### [Task to complete]
Your task is to output all the records below, word for word.

— begin Provided data —

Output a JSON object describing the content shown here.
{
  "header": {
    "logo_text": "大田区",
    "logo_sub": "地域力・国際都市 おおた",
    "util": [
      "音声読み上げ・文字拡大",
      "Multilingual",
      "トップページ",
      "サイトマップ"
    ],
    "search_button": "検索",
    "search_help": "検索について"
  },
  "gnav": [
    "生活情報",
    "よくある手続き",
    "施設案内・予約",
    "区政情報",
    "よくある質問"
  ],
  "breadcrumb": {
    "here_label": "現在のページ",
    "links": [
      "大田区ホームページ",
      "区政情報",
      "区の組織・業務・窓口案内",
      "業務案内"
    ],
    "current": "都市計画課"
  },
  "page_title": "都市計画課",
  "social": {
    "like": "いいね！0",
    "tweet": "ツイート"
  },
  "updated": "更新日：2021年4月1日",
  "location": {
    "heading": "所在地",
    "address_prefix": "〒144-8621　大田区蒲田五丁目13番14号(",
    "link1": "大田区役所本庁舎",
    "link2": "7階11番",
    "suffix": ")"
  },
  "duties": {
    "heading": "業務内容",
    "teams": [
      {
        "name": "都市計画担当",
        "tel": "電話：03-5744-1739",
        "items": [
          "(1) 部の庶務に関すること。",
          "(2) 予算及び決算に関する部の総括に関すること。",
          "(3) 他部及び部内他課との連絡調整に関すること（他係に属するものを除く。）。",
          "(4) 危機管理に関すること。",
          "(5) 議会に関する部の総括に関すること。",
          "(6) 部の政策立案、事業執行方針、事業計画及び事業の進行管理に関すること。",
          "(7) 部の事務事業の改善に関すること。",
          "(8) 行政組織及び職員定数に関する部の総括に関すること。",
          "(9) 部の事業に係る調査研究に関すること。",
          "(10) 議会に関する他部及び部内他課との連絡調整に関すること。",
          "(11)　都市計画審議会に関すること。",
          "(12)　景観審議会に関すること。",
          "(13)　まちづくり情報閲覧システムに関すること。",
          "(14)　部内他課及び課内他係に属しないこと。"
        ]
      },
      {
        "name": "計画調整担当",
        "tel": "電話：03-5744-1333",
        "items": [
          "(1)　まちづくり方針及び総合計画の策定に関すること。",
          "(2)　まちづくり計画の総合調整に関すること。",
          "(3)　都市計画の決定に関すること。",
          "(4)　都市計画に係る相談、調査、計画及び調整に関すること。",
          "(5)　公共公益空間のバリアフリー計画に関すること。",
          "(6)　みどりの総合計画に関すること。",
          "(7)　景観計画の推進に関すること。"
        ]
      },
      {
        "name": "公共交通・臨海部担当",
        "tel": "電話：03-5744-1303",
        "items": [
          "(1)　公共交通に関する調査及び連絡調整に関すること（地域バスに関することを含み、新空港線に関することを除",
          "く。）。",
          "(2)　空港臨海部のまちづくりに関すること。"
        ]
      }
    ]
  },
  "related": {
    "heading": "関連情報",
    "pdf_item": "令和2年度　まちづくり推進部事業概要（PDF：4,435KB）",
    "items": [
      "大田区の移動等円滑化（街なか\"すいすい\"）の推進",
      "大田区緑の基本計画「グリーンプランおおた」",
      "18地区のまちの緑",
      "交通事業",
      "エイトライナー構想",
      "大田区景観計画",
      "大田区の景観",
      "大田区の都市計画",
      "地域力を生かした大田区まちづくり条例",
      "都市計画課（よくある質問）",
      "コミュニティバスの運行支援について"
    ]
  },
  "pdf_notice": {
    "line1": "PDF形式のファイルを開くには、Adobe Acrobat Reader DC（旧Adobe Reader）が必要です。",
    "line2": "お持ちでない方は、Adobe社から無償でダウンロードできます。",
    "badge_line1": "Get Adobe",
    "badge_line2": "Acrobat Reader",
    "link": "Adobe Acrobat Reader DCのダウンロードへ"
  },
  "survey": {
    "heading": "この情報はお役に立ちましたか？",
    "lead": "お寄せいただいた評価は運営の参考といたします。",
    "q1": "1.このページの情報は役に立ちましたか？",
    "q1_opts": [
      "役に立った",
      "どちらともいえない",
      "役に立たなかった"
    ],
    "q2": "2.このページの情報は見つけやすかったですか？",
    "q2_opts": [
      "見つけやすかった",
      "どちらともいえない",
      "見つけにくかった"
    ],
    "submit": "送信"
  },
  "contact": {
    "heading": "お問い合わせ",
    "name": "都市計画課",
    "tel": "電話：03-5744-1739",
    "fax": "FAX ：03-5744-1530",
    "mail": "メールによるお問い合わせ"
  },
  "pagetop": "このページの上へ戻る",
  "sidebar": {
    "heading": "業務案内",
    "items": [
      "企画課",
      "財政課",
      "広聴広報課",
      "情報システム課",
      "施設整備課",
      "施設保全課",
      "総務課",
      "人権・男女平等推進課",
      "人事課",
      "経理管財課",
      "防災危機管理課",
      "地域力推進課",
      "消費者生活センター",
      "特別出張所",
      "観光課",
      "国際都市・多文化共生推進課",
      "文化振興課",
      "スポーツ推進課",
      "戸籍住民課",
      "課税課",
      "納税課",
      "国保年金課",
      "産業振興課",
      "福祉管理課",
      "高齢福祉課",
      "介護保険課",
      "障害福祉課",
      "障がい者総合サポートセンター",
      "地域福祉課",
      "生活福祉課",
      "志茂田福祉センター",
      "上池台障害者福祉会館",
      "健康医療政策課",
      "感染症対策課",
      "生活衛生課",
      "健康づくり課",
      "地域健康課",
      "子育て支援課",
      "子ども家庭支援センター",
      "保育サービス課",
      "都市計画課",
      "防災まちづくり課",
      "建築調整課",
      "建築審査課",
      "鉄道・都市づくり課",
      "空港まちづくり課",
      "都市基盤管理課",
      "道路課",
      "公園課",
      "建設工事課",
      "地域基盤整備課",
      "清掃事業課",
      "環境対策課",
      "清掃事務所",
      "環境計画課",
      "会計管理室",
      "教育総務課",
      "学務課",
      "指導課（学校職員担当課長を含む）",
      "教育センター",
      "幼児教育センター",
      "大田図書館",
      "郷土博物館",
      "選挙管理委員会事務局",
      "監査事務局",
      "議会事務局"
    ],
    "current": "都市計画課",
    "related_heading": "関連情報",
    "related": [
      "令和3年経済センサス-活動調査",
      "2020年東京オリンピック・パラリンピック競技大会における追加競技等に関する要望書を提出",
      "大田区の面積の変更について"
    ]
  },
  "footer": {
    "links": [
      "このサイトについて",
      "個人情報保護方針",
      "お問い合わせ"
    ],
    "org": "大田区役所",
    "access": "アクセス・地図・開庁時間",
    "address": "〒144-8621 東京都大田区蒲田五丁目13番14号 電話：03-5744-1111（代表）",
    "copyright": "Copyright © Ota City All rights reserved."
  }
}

— end Provided data —

### [Task answer]
Output a JSON object describing the content shown here.
{
  "header": {
    "logo_text": "大田区",
    "logo_sub": "地域力・国際都市 おおた",
    "util": [
      "音声読み上げ・文字拡大",
      "Multilingual",
      "トップページ",
      "サイトマップ"
    ],
    "search_button": "検索",
    "search_help": "検索について"
  },
  "gnav": [
    "生活情報",
    "よくある手続き",
    "施設案内・予約",
    "区政情報",
    "よくある質問"
  ],
  "breadcrumb": {
    "here_label": "現在のページ",
    "links": [
      "大田区ホームページ",
      "区政情報",
      "区の組織・業務・窓口案内",
      "業務案内"
    ],
    "current": "都市計画課"
  },
  "page_title": "都市計画課",
  "social": {
    "like": "いいね！0",
    "tweet": "ツイート"
  },
  "updated": "更新日：2021年4月1日",
  "location": {
    "heading": "所在地",
    "address_prefix": "〒144-8621　大田区蒲田五丁目13番14号(",
    "link1": "大田区役所本庁舎",
    "link2": "7階11番",
    "suffix": ")"
  },
  "duties": {
    "heading": "業務内容",
    "teams": [
      {
        "name": "都市計画担当",
        "tel": "電話：03-5744-1739",
        "items": [
          "(1) 部の庶務に関すること。",
          "(2) 予算及び決算に関する部の総括に関すること。",
          "(3) 他部及び部内他課との連絡調整に関すること（他係に属するものを除く。）。",
          "(4) 危機管理に関すること。",
          "(5) 議会に関する部の総括に関すること。",
          "(6) 部の政策立案、事業執行方針、事業計画及び事業の進行管理に関すること。",
          "(7) 部の事務事業の改善に関すること。",
          "(8) 行政組織及び職員定数に関する部の総括に関すること。",
          "(9) 部の事業に係る調査研究に関すること。",
          "(10) 議会に関する他部及び部内他課との連絡調整に関すること。",
          "(11)　都市計画審議会に関すること。",
          "(12)　景観審議会に関すること。",
          "(13)　まちづくり情報閲覧システムに関すること。",
          "(14)　部内他課及び課内他係に属しないこと。"
        ]
      },
      {
        "name": "計画調整担当",
        "tel": "電話：03-5744-1333",
        "items": [
          "(1)　まちづくり方針及び総合計画の策定に関すること。",
          "(2)　まちづくり計画の総合調整に関すること。",
          "(3)　都市計画の決定に関すること。",
          "(4)　都市計画に係る相談、調査、計画及び調整に関すること。",
          "(5)　公共公益空間のバリアフリー計画に関すること。",
          "(6)　みどりの総合計画に関すること。",
          "(7)　景観計画の推進に関すること。"
        ]
      },
      {
        "name": "公共交通・臨海部担当",
        "tel": "電話：03-5744-1303",
        "items": [
          "(1)　公共交通に関する調査及び連絡調整に関すること（地域バスに関することを含み、新空港線に関することを除",
          "く。）。",
          "(2)　空港臨海部のまちづくりに関すること。"
        ]
      }
    ]
  },
  "related": {
    "heading": "関連情報",
    "pdf_item": "令和2年度　まちづくり推進部事業概要（PDF：4,435KB）",
    "items": [
      "大田区の移動等円滑化（街なか\"すいすい\"）の推進",
      "大田区緑の基本計画「グリーンプランおおた」",
      "18地区のまちの緑",
      "交通事業",
      "エイトライナー構想",
      "大田区景観計画",
      "大田区の景観",
      "大田区の都市計画",
      "地域力を生かした大田区まちづくり条例",
      "都市計画課（よくある質問）",
      "コミュニティバスの運行支援について"
    ]
  },
  "pdf_notice": {
    "line1": "PDF形式のファイルを開くには、Adobe Acrobat Reader DC（旧Adobe Reader）が必要です。",
    "line2": "お持ちでない方は、Adobe社から無償でダウンロードできます。",
    "badge_line1": "Get Adobe",
    "badge_line2": "Acrobat Reader",
    "link": "Adobe Acrobat Reader DCのダウンロードへ"
  },
  "survey": {
    "heading": "この情報はお役に立ちましたか？",
    "lead": "お寄せいただいた評価は運営の参考といたします。",
    "q1": "1.このページの情報は役に立ちましたか？",
    "q1_opts": [
      "役に立った",
      "どちらともいえない",
      "役に立たなかった"
    ],
    "q2": "2.このページの情報は見つけやすかったですか？",
    "q2_opts": [
      "見つけやすかった",
      "どちらともいえない",
      "見つけにくかった"
    ],
    "submit": "送信"
  },
  "contact": {
    "heading": "お問い合わせ",
    "name": "都市計画課",
    "tel": "電話：03-5744-1739",
    "fax": "FAX ：03-5744-1530",
    "mail": "メールによるお問い合わせ"
  },
  "pagetop": "このページの上へ戻る",
  "sidebar": {
    "heading": "業務案内",
    "items": [
      "企画課",
      "財政課",
      "広聴広報課",
      "情報システム課",
      "施設整備課",
      "施設保全課",
      "総務課",
      "人権・男女平等推進課",
      "人事課",
      "経理管財課",
      "防災危機管理課",
      "地域力推進課",
      "消費者生活センター",
      "特別出張所",
      "観光課",
      "国際都市・多文化共生推進課",
      "文化振興課",
      "スポーツ推進課",
      "戸籍住民課",
      "課税課",
      "納税課",
      "国保年金課",
      "産業振興課",
      "福祉管理課",
      "高齢福祉課",
      "介護保険課",
      "障害福祉課",
      "障がい者総合サポートセンター",
      "地域福祉課",
      "生活福祉課",
      "志茂田福祉センター",
      "上池台障害者福祉会館",
      "健康医療政策課",
      "感染症対策課",
      "生活衛生課",
      "健康づくり課",
      "地域健康課",
      "子育て支援課",
      "子ども家庭支援センター",
      "保育サービス課",
      "都市計画課",
      "防災まちづくり課",
      "建築調整課",
      "建築審査課",
      "鉄道・都市づくり課",
      "空港まちづくり課",
      "都市基盤管理課",
      "道路課",
      "公園課",
      "建設工事課",
      "地域基盤整備課",
      "清掃事業課",
      "環境対策課",
      "清掃事務所",
      "環境計画課",
      "会計管理室",
      "教育総務課",
      "学務課",
      "指導課（学校職員担当課長を含む）",
      "教育センター",
      "幼児教育センター",
      "大田図書館",
      "郷土博物館",
      "選挙管理委員会事務局",
      "監査事務局",
      "議会事務局"
    ],
    "current": "都市計画課",
    "related_heading": "関連情報",
    "related": [
      "令和3年経済センサス-活動調査",
      "2020年東京オリンピック・パラリンピック競技大会における追加競技等に関する要望書を提出",
      "大田区の面積の変更について"
    ]
  },
  "footer": {
    "links": [
      "このサイトについて",
      "個人情報保護方針",
      "お問い合わせ"
    ],
    "org": "大田区役所",
    "access": "アクセス・地図・開庁時間",
    "address": "〒144-8621 東京都大田区蒲田五丁目13番14号 電話：03-5744-1111（代表）",
    "copyright": "Copyright © Ota City All rights reserved."
  }
}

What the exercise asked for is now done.